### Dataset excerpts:
========
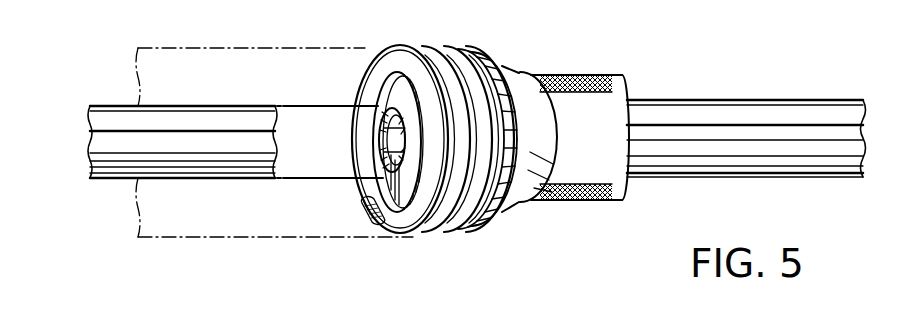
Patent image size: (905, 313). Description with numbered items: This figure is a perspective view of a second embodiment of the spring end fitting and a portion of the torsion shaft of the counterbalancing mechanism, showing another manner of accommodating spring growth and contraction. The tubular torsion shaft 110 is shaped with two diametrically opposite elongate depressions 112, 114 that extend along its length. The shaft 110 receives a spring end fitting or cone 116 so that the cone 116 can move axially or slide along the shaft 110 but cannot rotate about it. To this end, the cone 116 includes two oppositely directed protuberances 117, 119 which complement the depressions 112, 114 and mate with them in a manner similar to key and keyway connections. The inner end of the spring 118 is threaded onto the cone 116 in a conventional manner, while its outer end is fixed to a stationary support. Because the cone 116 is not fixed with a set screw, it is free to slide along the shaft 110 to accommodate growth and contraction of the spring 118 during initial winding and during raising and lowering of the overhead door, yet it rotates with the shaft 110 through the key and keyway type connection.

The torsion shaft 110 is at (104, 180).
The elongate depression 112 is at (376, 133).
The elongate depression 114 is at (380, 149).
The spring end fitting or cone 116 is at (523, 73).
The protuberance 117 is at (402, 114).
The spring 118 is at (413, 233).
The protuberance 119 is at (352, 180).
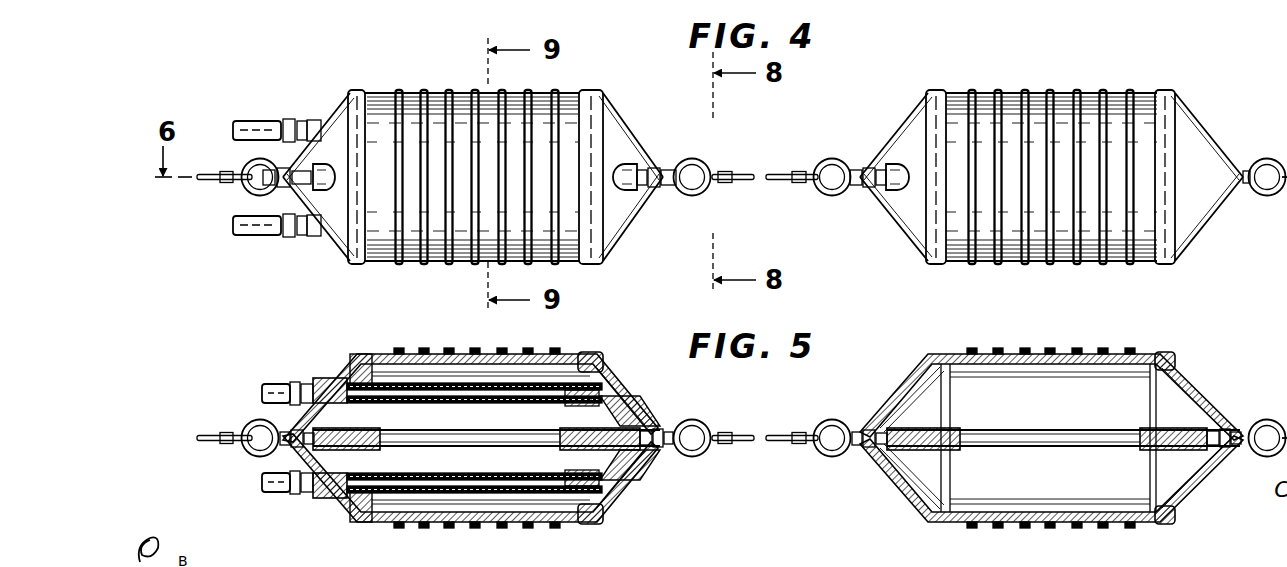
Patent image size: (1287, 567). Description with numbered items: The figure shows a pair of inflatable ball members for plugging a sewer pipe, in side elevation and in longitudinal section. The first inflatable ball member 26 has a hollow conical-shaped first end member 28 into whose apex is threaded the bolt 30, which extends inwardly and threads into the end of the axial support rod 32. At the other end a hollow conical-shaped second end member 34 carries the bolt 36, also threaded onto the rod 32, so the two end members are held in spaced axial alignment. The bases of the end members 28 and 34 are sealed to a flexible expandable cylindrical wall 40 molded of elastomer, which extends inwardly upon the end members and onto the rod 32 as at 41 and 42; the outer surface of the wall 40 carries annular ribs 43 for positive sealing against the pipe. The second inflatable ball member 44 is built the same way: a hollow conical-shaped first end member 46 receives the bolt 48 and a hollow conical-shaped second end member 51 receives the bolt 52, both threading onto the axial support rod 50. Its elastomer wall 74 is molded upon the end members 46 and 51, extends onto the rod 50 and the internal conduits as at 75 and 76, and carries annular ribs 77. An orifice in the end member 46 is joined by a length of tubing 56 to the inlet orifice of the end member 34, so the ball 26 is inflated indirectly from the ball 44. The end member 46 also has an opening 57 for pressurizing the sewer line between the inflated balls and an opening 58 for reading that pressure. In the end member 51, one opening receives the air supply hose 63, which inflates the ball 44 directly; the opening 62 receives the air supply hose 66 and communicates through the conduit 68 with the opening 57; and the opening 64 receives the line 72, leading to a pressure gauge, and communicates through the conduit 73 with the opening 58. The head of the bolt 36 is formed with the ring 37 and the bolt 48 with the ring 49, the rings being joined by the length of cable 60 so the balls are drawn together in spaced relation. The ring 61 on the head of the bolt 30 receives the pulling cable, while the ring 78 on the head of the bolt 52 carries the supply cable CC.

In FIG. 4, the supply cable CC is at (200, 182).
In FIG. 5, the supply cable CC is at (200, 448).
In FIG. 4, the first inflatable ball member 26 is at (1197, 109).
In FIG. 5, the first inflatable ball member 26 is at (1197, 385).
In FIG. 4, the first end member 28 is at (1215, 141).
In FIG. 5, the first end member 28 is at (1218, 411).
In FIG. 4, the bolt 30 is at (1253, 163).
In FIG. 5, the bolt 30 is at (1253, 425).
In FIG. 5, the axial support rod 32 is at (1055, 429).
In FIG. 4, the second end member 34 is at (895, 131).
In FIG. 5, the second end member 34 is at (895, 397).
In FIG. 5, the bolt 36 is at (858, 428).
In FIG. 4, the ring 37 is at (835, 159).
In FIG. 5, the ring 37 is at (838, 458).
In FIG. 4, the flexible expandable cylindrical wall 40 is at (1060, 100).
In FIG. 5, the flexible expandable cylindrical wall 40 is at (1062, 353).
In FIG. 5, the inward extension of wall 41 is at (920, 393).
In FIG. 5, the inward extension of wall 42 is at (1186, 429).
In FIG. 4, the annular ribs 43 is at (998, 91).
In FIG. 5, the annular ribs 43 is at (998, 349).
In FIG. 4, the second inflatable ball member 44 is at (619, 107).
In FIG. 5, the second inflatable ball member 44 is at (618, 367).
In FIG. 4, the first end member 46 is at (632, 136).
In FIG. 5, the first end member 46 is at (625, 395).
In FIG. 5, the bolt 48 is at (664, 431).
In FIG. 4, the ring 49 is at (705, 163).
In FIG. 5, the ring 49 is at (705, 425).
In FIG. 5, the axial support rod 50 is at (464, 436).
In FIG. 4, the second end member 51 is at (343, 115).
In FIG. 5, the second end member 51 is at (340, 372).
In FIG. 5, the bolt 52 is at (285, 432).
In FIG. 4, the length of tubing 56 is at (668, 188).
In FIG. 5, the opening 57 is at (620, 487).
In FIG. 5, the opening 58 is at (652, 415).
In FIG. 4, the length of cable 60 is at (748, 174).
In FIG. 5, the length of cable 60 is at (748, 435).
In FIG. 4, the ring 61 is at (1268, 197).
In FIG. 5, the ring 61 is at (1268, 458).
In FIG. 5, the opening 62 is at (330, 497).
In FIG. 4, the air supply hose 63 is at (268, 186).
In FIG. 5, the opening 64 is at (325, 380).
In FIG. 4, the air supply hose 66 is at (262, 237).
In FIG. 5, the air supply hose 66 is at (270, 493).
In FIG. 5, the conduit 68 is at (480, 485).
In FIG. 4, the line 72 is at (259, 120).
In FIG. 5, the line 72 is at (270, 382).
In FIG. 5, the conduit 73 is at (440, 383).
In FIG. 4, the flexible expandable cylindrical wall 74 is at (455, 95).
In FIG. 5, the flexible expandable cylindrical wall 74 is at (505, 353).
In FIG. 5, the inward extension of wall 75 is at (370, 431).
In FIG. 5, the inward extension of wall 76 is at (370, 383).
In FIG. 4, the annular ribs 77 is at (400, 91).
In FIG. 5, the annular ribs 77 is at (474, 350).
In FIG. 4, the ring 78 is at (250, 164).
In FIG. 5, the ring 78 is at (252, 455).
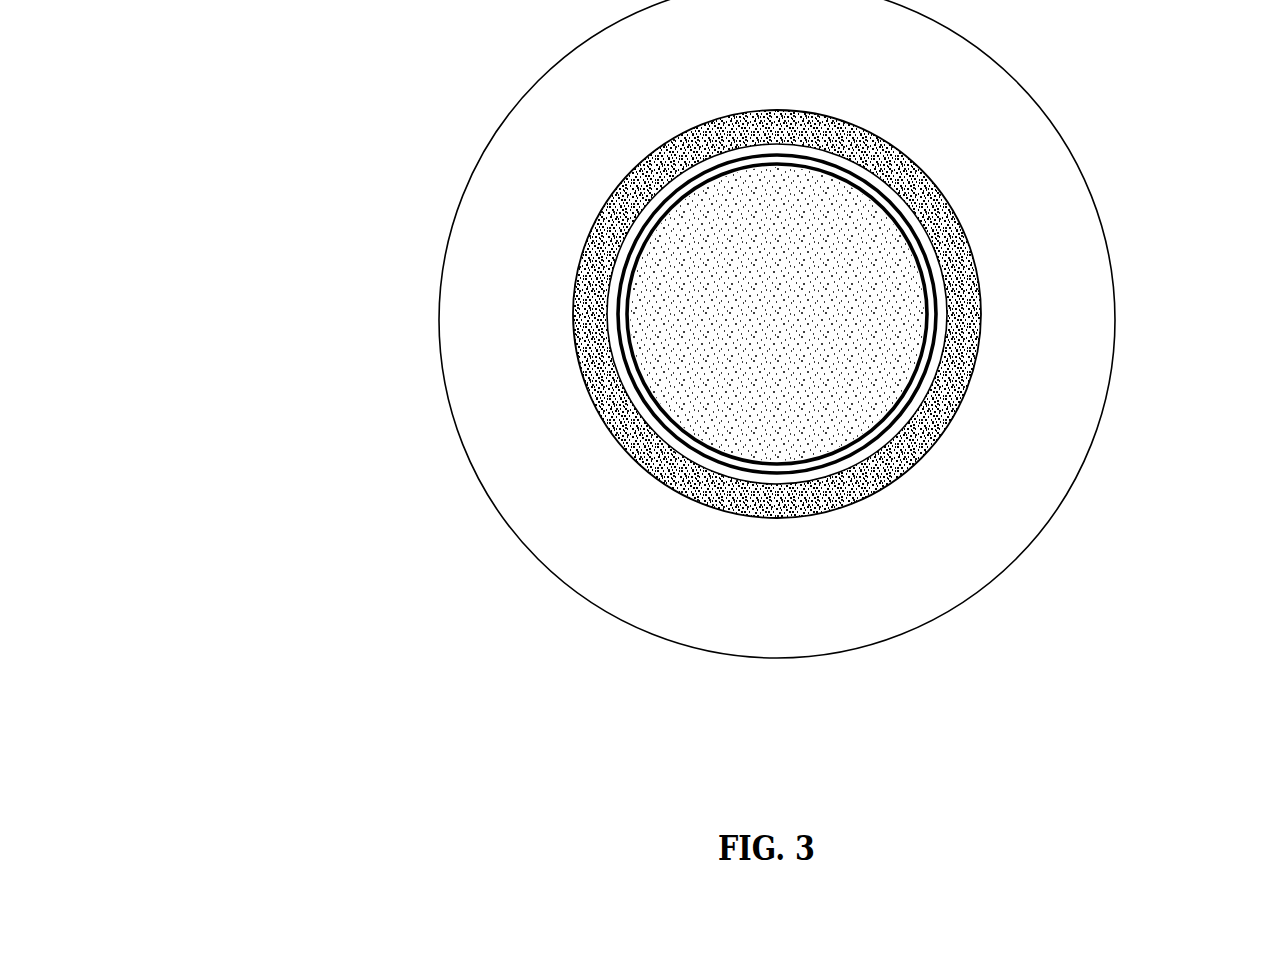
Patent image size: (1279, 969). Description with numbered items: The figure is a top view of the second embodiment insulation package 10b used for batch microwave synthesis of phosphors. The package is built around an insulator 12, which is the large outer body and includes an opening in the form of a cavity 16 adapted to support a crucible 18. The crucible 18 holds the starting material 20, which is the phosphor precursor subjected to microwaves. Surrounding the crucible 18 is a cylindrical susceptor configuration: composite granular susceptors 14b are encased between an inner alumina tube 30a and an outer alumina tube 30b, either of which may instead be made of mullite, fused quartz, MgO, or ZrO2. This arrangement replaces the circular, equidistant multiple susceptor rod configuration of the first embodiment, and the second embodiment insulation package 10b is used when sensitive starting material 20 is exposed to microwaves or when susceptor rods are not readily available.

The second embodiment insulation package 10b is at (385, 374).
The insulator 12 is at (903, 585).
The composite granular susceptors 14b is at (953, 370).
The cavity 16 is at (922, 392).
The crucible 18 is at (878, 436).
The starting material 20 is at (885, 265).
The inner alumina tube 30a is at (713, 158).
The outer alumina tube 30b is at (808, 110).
========
### DIRECTIVE:
Convert each line of the entries above into a JSON list of strings, with one string per line. Omit blank lines and the pictures.

### THE OUTPUT:
[
  "Patent image size: (905, 313). Description with numbered items: This figure is a perspective view of a second embodiment of the spring end fitting and a portion of the torsion shaft of the counterbalancing mechanism, showing another manner of accommodating spring growth and contraction. The tubular torsion shaft 110 is shaped with two diametrically opposite elongate depressions 112, 114 that extend along its length. The shaft 110 receives a spring end fitting or cone 116 so that the cone 116 can move axially or slide along the shaft 110 but cannot rotate about it. To this end, the cone 116 includes two oppositely directed protuberances 117, 119 which complement the depressions 112, 114 and mate with them in a manner similar to key and keyway connections. The inner end of the spring 118 is threaded onto the cone 116 in a conventional manner, while its outer end is fixed to a stationary support. Because the cone 116 is not fixed with a set screw, it is free to slide along the shaft 110 to accommodate growth and contraction of the spring 118 during initial winding and during raising and lowering of the overhead door, yet it rotates with the shaft 110 through the key and keyway type connection.",
  "The torsion shaft 110 is at (104, 180).",
  "The elongate depression 112 is at (376, 133).",
  "The elongate depression 114 is at (380, 149).",
  "The spring end fitting or cone 116 is at (523, 73).",
  "The protuberance 117 is at (402, 114).",
  "The spring 118 is at (413, 233).",
  "The protuberance 119 is at (352, 180).",
  "Patent image size: (1287, 567). Description with numbered items: The figure shows a pair of inflatable ball members for plugging a sewer pipe, in side elevation and in longitudinal section. The first inflatable ball member 26 has a hollow conical-shaped first end member 28 into whose apex is threaded the bolt 30, which extends inwardly and threads into the end of the axial support rod 32. At the other end a hollow conical-shaped second end member 34 carries the bolt 36, also threaded onto the rod 32, so the two end members are held in spaced axial alignment. The bases of the end members 28 and 34 are sealed to a flexible expandable cylindrical wall 40 molded of elastomer, which extends inwardly upon the end members and onto the rod 32 as at 41 and 42; the outer surface of the wall 40 carries annular ribs 43 for positive sealing against the pipe. The second inflatable ball member 44 is built the same way: a hollow conical-shaped first end member 46 receives the bolt 48 and a hollow conical-shaped second end member 51 receives the bolt 52, both threading onto the axial support rod 50. Its elastomer wall 74 is molded upon the end members 46 and 51, extends onto the rod 50 and the internal conduits as at 75 and 76, and carries annular ribs 77. An orifice in the end member 46 is joined by a length of tubing 56 to the inlet orifice of the end member 34, so the ball 26 is inflated indirectly from the ball 44. The end member 46 also has an opening 57 for pressurizing the sewer line between the inflated balls and an opening 58 for reading that pressure. In the end member 51, one opening receives the air supply hose 63, which inflates the ball 44 directly; the opening 62 receives the air supply hose 66 and communicates through the conduit 68 with the opening 57; and the opening 64 receives the line 72, leading to a pressure gauge, and communicates through the conduit 73 with the opening 58. The head of the bolt 36 is formed with the ring 37 and the bolt 48 with the ring 49, the rings being joined by the length of cable 60 so the balls are drawn together in spaced relation. The ring 61 on the head of the bolt 30 receives the pulling cable, while the ring 78 on the head of the bolt 52 carries the supply cable CC.",
  "In FIG. 4, the supply cable CC is at (200, 182).",
  "In FIG. 5, the supply cable CC is at (200, 448).",
  "In FIG. 4, the first inflatable ball member 26 is at (1197, 109).",
  "In FIG. 5, the first inflatable ball member 26 is at (1197, 385).",
  "In FIG. 4, the first end member 28 is at (1215, 141).",
  "In FIG. 5, the first end member 28 is at (1218, 411).",
  "In FIG. 4, the bolt 30 is at (1253, 163).",
  "In FIG. 5, the bolt 30 is at (1253, 425).",
  "In FIG. 5, the axial support rod 32 is at (1055, 429).",
  "In FIG. 4, the second end member 34 is at (895, 131).",
  "In FIG. 5, the second end member 34 is at (895, 397).",
  "In FIG. 5, the bolt 36 is at (858, 428).",
  "In FIG. 4, the ring 37 is at (835, 159).",
  "In FIG. 5, the ring 37 is at (838, 458).",
  "In FIG. 4, the flexible expandable cylindrical wall 40 is at (1060, 100).",
  "In FIG. 5, the flexible expandable cylindrical wall 40 is at (1062, 353).",
  "In FIG. 5, the inward extension of wall 41 is at (920, 393).",
  "In FIG. 5, the inward extension of wall 42 is at (1186, 429).",
  "In FIG. 4, the annular ribs 43 is at (998, 91).",
  "In FIG. 5, the annular ribs 43 is at (998, 349).",
  "In FIG. 4, the second inflatable ball member 44 is at (619, 107).",
  "In FIG. 5, the second inflatable ball member 44 is at (618, 367).",
  "In FIG. 4, the first end member 46 is at (632, 136).",
  "In FIG. 5, the first end member 46 is at (625, 395).",
  "In FIG. 5, the bolt 48 is at (664, 431).",
  "In FIG. 4, the ring 49 is at (705, 163).",
  "In FIG. 5, the ring 49 is at (705, 425).",
  "In FIG. 5, the axial support rod 50 is at (464, 436).",
  "In FIG. 4, the second end member 51 is at (343, 115).",
  "In FIG. 5, the second end member 51 is at (340, 372).",
  "In FIG. 5, the bolt 52 is at (285, 432).",
  "In FIG. 4, the length of tubing 56 is at (668, 188).",
  "In FIG. 5, the opening 57 is at (620, 487).",
  "In FIG. 5, the opening 58 is at (652, 415).",
  "In FIG. 4, the length of cable 60 is at (748, 174).",
  "In FIG. 5, the length of cable 60 is at (748, 435).",
  "In FIG. 4, the ring 61 is at (1268, 197).",
  "In FIG. 5, the ring 61 is at (1268, 458).",
  "In FIG. 5, the opening 62 is at (330, 497).",
  "In FIG. 4, the air supply hose 63 is at (268, 186).",
  "In FIG. 5, the opening 64 is at (325, 380).",
  "In FIG. 4, the air supply hose 66 is at (262, 237).",
  "In FIG. 5, the air supply hose 66 is at (270, 493).",
  "In FIG. 5, the conduit 68 is at (480, 485).",
  "In FIG. 4, the line 72 is at (259, 120).",
  "In FIG. 5, the line 72 is at (270, 382).",
  "In FIG. 5, the conduit 73 is at (440, 383).",
  "In FIG. 4, the flexible expandable cylindrical wall 74 is at (455, 95).",
  "In FIG. 5, the flexible expandable cylindrical wall 74 is at (505, 353).",
  "In FIG. 5, the inward extension of wall 75 is at (370, 431).",
  "In FIG. 5, the inward extension of wall 76 is at (370, 383).",
  "In FIG. 4, the annular ribs 77 is at (400, 91).",
  "In FIG. 5, the annular ribs 77 is at (474, 350).",
  "In FIG. 4, the ring 78 is at (250, 164).",
  "In FIG. 5, the ring 78 is at (252, 455).",
  "Patent image size: (1279, 969). Description with numbered items: The figure is a top view of the second embodiment insulation package 10b used for batch microwave synthesis of phosphors. The package is built around an insulator 12, which is the large outer body and includes an opening in the form of a cavity 16 adapted to support a crucible 18. The crucible 18 holds the starting material 20, which is the phosphor precursor subjected to microwaves. Surrounding the crucible 18 is a cylindrical susceptor configuration: composite granular susceptors 14b are encased between an inner alumina tube 30a and an outer alumina tube 30b, either of which may instead be made of mullite, fused quartz, MgO, or ZrO2. This arrangement replaces the circular, equidistant multiple susceptor rod configuration of the first embodiment, and the second embodiment insulation package 10b is used when sensitive starting material 20 is exposed to microwaves or when susceptor rods are not readily available.",
  "The second embodiment insulation package 10b is at (385, 374).",
  "The insulator 12 is at (903, 585).",
  "The composite granular susceptors 14b is at (953, 370).",
  "The cavity 16 is at (922, 392).",
  "The crucible 18 is at (878, 436).",
  "The starting material 20 is at (885, 265).",
  "The inner alumina tube 30a is at (713, 158).",
  "The outer alumina tube 30b is at (808, 110)."
]